-- START LISTED ENTRIES --
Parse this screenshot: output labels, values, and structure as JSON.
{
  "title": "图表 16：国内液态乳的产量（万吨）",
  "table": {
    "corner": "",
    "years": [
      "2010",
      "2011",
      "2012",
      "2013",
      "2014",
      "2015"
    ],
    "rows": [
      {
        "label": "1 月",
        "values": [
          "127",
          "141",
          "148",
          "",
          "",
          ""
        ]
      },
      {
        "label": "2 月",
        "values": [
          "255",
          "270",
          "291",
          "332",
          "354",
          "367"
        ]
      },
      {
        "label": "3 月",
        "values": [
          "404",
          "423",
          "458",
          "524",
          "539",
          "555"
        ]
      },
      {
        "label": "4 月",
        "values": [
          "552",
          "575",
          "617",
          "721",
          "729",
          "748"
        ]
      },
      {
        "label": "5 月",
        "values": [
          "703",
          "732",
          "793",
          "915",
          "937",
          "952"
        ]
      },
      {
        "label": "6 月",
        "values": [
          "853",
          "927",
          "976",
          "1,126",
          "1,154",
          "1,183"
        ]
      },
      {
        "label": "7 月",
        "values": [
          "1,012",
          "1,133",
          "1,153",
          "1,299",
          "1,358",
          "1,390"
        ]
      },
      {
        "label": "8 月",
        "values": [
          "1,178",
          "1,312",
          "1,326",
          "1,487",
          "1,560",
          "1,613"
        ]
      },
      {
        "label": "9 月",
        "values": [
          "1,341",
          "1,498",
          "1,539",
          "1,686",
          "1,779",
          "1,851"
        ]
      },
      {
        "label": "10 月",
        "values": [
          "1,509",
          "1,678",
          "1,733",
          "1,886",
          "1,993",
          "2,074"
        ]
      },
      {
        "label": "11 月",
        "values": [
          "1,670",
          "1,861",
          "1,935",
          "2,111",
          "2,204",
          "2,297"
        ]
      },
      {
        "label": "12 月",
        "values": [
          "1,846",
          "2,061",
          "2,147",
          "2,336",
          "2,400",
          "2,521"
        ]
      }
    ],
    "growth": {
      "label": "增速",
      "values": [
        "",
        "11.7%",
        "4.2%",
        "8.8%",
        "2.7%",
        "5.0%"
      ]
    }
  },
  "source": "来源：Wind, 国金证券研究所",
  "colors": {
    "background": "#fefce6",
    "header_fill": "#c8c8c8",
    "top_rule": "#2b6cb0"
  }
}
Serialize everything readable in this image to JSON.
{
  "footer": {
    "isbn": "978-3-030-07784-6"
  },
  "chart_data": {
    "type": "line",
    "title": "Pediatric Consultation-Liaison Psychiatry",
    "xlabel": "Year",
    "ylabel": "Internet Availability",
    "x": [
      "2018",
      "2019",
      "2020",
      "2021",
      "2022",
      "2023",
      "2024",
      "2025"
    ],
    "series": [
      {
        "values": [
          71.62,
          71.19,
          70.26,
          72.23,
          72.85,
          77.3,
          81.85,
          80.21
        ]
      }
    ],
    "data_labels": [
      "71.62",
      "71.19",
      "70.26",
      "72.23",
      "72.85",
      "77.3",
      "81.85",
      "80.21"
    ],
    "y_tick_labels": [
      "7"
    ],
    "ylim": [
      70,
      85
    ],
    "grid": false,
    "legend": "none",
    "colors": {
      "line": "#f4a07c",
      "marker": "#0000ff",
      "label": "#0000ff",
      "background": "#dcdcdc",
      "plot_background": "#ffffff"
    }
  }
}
-- END LISTED ENTRIES --
• PROBLEM DETAILS: Go through the entries above and copy every line containing "this".

• THE REPLY:
Parse this screenshot: output labels, values, and structure as JSON.
Serialize everything readable in this image to JSON.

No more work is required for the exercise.